Written instruction: Every entry must be copied word for word.

Entries shown:
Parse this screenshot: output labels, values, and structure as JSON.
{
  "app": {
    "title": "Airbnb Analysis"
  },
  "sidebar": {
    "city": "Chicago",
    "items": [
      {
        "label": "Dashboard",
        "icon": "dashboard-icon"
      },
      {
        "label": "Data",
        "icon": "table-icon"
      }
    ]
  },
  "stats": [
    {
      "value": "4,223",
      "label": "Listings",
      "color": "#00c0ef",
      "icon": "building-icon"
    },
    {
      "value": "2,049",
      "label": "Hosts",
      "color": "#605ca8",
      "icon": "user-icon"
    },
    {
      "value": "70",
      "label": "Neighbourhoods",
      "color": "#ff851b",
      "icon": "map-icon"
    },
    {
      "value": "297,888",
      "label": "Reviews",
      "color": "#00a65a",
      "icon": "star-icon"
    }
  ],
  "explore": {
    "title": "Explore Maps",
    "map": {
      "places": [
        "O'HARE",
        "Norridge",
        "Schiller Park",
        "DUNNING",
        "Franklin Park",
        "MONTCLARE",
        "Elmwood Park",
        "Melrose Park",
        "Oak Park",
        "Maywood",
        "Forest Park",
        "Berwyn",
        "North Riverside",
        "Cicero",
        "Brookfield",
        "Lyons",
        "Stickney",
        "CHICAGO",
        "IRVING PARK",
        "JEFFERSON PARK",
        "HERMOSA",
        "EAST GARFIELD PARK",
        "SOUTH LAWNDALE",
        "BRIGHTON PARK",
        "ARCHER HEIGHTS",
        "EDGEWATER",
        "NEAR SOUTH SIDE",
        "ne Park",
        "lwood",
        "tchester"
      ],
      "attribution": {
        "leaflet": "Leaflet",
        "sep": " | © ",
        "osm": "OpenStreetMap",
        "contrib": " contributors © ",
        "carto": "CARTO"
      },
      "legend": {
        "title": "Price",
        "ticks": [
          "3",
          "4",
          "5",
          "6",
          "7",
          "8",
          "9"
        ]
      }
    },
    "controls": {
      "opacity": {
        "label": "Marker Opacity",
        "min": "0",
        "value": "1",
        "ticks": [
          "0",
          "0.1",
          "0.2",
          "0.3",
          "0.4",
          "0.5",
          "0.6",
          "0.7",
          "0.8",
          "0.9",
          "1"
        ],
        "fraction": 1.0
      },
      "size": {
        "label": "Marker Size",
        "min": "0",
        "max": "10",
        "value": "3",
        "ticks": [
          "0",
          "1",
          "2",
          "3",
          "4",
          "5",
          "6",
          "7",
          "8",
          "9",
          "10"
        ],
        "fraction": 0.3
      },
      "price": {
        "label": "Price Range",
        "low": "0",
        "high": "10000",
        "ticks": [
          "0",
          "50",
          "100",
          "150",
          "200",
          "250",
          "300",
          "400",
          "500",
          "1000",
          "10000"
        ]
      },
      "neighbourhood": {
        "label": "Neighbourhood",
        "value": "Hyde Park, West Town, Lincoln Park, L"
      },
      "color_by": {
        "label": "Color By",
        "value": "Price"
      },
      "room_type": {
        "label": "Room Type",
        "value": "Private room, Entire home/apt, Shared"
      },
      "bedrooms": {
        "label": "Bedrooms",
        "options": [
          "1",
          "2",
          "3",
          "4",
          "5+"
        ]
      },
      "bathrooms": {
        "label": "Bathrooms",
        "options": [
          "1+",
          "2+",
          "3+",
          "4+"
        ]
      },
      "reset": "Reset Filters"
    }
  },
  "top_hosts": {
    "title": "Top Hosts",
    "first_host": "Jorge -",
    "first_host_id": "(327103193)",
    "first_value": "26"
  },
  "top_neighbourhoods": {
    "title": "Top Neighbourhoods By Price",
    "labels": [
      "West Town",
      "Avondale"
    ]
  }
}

Response to this task:
Parse this screenshot: output labels, values, and structure as JSON.
{
  "app": {
    "title": "Airbnb Analysis"
  },
  "sidebar": {
    "city": "Chicago",
    "items": [
      {
        "label": "Dashboard",
        "icon": "dashboard-icon"
      },
      {
        "label": "Data",
        "icon": "table-icon"
      }
    ]
  },
  "stats": [
    {
      "value": "4,223",
      "label": "Listings",
      "color": "#00c0ef",
      "icon": "building-icon"
    },
    {
      "value": "2,049",
      "label": "Hosts",
      "color": "#605ca8",
      "icon": "user-icon"
    },
    {
      "value": "70",
      "label": "Neighbourhoods",
      "color": "#ff851b",
      "icon": "map-icon"
    },
    {
      "value": "297,888",
      "label": "Reviews",
      "color": "#00a65a",
      "icon": "star-icon"
    }
  ],
  "explore": {
    "title": "Explore Maps",
    "map": {
      "places": [
        "O'HARE",
        "Norridge",
        "Schiller Park",
        "DUNNING",
        "Franklin Park",
        "MONTCLARE",
        "Elmwood Park",
        "Melrose Park",
        "Oak Park",
        "Maywood",
        "Forest Park",
        "Berwyn",
        "North Riverside",
        "Cicero",
        "Brookfield",
        "Lyons",
        "Stickney",
        "CHICAGO",
        "IRVING PARK",
        "JEFFERSON PARK",
        "HERMOSA",
        "EAST GARFIELD PARK",
        "SOUTH LAWNDALE",
        "BRIGHTON PARK",
        "ARCHER HEIGHTS",
        "EDGEWATER",
        "NEAR SOUTH SIDE",
        "ne Park",
        "lwood",
        "tchester"
      ],
      "attribution": {
        "leaflet": "Leaflet",
        "sep": " | © ",
        "osm": "OpenStreetMap",
        "contrib": " contributors © ",
        "carto": "CARTO"
      },
      "legend": {
        "title": "Price",
        "ticks": [
          "3",
          "4",
          "5",
          "6",
          "7",
          "8",
          "9"
        ]
      }
    },
    "controls": {
      "opacity": {
        "label": "Marker Opacity",
        "min": "0",
        "value": "1",
        "ticks": [
          "0",
          "0.1",
          "0.2",
          "0.3",
          "0.4",
          "0.5",
          "0.6",
          "0.7",
          "0.8",
          "0.9",
          "1"
        ],
        "fraction": 1.0
      },
      "size": {
        "label": "Marker Size",
        "min": "0",
        "max": "10",
        "value": "3",
        "ticks": [
          "0",
          "1",
          "2",
          "3",
          "4",
          "5",
          "6",
          "7",
          "8",
          "9",
          "10"
        ],
        "fraction": 0.3
      },
      "price": {
        "label": "Price Range",
        "low": "0",
        "high": "10000",
        "ticks": [
          "0",
          "50",
          "100",
          "150",
          "200",
          "250",
          "300",
          "400",
          "500",
          "1000",
          "10000"
        ]
      },
      "neighbourhood": {
        "label": "Neighbourhood",
        "value": "Hyde Park, West Town, Lincoln Park, L"
      },
      "color_by": {
        "label": "Color By",
        "value": "Price"
      },
      "room_type": {
        "label": "Room Type",
        "value": "Private room, Entire home/apt, Shared"
      },
      "bedrooms": {
        "label": "Bedrooms",
        "options": [
          "1",
          "2",
          "3",
          "4",
          "5+"
        ]
      },
      "bathrooms": {
        "label": "Bathrooms",
        "options": [
          "1+",
          "2+",
          "3+",
          "4+"
        ]
      },
      "reset": "Reset Filters"
    }
  },
  "top_hosts": {
    "title": "Top Hosts",
    "first_host": "Jorge -",
    "first_host_id": "(327103193)",
    "first_value": "26"
  },
  "top_neighbourhoods": {
    "title": "Top Neighbourhoods By Price",
    "labels": [
      "West Town",
      "Avondale"
    ]
  }
}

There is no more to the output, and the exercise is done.